* [THE REQUEST]: Your task is to copy every line of this material exactly.

* [RECORDS FOR THE EXERCISE]:

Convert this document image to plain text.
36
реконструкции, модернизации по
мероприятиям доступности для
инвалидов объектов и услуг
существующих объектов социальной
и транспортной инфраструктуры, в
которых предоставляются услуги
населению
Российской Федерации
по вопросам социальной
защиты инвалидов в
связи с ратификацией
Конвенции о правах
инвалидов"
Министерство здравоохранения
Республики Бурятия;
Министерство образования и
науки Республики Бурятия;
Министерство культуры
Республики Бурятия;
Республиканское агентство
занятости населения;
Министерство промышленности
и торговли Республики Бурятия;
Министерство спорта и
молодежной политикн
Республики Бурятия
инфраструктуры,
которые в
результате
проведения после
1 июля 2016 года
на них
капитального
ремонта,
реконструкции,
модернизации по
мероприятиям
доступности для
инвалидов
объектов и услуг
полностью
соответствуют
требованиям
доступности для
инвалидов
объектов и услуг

* [RESULT FOR THIS EXERCISE]:
Convert this document image to plain text.
36
реконструкции, модернизации по
мероприятиям доступности для
инвалидов объектов и услуг
существующих объектов социальной
и транспортной инфраструктуры, в
которых предоставляются услуги
населению
Российской Федерации
по вопросам социальной
защиты инвалидов в
связи с ратификацией
Конвенции о правах
инвалидов"
Министерство здравоохранения
Республики Бурятия;
Министерство образования и
науки Республики Бурятия;
Министерство культуры
Республики Бурятия;
Республиканское агентство
занятости населения;
Министерство промышленности
и торговли Республики Бурятия;
Министерство спорта и
молодежной политикн
Республики Бурятия
инфраструктуры,
которые в
результате
проведения после
1 июля 2016 года
на них
капитального
ремонта,
реконструкции,
модернизации по
мероприятиям
доступности для
инвалидов
объектов и услуг
полностью
соответствуют
требованиям
доступности для
инвалидов
объектов и услуг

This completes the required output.